Input material:
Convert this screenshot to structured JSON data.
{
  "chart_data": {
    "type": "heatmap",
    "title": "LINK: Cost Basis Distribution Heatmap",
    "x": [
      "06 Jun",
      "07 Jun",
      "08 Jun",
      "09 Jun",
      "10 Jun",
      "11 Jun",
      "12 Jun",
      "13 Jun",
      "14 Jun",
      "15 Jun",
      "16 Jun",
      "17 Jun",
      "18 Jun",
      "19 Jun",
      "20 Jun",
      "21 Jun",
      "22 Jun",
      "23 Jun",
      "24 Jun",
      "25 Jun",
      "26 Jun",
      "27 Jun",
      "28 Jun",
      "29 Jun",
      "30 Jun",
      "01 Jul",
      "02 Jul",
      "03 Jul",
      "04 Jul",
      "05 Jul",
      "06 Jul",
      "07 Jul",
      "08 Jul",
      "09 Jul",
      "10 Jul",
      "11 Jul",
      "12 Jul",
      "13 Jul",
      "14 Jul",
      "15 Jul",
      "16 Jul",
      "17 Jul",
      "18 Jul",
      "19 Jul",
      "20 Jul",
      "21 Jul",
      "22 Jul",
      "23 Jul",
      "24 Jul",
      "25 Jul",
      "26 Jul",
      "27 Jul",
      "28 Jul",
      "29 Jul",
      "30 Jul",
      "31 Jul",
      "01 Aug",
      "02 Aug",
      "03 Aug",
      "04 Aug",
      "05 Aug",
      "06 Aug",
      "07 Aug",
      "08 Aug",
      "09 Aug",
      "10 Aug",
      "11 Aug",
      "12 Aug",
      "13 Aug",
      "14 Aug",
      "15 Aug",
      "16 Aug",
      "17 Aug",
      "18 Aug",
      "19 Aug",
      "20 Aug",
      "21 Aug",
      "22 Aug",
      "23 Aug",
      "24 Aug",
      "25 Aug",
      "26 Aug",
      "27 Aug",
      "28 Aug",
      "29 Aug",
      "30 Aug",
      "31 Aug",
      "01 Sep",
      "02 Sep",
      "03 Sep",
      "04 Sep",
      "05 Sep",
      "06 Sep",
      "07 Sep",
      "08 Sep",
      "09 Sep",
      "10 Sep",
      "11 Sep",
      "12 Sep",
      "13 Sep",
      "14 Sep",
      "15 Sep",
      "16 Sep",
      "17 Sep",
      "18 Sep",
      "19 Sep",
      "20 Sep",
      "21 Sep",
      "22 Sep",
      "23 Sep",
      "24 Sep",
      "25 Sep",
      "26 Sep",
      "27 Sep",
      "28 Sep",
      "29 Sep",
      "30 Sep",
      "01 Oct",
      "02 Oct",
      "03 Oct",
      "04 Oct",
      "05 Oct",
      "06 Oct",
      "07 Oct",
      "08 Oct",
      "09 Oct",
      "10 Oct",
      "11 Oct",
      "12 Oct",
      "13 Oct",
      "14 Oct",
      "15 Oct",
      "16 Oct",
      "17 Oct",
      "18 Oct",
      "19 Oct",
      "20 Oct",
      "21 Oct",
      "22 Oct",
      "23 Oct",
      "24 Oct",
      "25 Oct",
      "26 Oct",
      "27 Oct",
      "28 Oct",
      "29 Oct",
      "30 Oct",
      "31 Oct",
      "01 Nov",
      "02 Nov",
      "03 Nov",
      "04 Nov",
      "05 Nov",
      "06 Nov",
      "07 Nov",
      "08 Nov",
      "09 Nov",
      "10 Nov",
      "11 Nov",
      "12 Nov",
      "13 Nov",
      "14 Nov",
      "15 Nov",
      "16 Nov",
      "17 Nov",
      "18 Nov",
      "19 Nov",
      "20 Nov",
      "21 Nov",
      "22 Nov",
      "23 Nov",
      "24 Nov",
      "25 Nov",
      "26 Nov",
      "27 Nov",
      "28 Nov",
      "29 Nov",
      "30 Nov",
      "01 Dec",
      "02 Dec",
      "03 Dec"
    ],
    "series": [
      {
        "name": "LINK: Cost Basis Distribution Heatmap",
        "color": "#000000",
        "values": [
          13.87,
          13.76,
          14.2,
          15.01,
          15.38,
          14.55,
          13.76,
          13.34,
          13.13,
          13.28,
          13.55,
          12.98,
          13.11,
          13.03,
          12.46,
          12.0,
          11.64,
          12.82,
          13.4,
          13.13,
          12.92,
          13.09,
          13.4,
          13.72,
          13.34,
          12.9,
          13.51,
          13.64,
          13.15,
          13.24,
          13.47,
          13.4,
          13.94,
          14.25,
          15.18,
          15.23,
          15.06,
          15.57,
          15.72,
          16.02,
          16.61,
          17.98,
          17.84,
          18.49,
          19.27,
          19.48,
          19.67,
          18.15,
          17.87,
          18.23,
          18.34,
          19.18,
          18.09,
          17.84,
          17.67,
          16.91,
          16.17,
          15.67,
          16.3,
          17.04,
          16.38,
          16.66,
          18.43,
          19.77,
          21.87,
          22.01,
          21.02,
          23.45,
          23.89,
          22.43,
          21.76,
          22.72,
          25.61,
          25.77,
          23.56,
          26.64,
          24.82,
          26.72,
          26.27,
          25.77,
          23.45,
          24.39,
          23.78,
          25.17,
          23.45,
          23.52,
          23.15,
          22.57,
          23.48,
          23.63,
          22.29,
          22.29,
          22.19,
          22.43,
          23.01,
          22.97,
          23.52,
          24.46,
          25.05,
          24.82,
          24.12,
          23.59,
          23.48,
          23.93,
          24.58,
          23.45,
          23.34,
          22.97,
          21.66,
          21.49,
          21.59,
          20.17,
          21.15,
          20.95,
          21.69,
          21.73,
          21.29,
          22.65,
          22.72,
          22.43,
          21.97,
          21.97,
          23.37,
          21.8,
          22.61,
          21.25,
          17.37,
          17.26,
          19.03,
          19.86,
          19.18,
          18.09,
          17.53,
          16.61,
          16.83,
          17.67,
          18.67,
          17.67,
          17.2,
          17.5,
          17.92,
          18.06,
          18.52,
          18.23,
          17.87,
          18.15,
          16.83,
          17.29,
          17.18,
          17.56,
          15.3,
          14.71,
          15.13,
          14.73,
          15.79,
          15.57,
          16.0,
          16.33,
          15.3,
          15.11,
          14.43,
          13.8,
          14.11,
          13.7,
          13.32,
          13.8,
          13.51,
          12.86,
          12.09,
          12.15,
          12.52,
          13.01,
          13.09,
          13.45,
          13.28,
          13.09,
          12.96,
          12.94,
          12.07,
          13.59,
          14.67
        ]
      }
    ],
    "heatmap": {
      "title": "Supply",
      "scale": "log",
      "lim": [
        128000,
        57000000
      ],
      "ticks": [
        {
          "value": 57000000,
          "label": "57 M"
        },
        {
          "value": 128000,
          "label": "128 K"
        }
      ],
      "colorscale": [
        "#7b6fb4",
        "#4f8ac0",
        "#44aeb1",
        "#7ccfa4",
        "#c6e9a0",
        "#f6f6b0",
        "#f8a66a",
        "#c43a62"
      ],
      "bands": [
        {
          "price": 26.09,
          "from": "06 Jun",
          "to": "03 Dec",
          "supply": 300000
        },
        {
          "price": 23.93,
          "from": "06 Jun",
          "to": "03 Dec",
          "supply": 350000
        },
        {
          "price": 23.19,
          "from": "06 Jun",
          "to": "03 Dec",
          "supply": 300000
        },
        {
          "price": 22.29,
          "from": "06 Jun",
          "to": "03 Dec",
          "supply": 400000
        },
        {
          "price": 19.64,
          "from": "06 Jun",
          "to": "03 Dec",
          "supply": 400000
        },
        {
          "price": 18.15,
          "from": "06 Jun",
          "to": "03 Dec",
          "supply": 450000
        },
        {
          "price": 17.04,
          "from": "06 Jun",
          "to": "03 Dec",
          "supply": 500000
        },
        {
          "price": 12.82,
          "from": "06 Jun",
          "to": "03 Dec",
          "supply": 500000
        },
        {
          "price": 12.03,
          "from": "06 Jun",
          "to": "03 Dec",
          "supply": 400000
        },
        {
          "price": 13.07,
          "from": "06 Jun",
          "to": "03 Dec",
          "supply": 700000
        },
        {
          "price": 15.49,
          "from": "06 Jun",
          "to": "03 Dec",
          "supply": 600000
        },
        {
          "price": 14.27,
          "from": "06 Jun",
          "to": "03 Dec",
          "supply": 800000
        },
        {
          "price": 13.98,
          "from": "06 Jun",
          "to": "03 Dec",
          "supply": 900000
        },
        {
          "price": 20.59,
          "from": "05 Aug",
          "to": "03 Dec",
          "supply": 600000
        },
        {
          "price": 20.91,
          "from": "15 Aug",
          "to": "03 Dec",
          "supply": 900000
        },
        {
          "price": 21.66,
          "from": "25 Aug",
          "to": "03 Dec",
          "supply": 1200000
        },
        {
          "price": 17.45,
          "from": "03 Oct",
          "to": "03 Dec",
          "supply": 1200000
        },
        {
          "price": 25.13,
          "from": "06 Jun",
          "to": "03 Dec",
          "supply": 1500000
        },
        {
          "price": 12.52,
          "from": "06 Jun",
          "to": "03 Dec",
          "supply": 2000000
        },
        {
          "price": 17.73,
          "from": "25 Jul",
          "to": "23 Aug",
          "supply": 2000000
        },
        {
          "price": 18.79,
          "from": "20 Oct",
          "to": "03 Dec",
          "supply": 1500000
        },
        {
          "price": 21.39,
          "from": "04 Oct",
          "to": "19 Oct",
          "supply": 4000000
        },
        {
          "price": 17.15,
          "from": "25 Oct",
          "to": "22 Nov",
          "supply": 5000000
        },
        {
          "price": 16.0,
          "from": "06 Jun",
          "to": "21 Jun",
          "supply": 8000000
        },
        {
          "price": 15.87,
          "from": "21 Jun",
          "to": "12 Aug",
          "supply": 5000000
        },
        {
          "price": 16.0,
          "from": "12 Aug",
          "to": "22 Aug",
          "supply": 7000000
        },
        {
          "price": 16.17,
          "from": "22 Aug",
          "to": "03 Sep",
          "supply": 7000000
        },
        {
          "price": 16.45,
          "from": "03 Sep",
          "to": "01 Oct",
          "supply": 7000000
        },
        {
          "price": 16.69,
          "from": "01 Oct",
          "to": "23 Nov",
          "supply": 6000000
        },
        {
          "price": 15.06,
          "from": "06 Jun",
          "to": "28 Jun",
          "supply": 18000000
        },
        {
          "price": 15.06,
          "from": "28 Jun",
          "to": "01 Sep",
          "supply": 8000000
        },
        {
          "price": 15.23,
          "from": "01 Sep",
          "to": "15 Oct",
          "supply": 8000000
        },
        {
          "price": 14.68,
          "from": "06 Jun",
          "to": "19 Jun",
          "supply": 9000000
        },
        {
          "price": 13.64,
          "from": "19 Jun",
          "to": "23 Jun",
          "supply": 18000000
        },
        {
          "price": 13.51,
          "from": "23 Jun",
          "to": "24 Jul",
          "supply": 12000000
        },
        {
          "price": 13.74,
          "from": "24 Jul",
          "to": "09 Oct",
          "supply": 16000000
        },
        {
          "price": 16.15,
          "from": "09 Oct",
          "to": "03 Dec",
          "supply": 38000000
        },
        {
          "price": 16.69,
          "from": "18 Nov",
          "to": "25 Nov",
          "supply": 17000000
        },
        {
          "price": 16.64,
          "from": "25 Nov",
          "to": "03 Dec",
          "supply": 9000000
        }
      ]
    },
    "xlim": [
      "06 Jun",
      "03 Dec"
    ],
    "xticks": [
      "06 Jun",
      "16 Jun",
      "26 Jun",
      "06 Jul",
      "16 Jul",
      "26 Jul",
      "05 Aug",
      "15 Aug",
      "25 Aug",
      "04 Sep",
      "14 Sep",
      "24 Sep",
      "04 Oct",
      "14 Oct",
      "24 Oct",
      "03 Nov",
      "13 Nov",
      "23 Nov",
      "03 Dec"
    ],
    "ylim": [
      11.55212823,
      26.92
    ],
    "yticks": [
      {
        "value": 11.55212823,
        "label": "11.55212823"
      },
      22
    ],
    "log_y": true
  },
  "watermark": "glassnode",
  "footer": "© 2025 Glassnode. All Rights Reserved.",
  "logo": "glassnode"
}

Work to be completed: Your answer should be a single number: the count of lines holding the word "Basis".

Worked answer: 2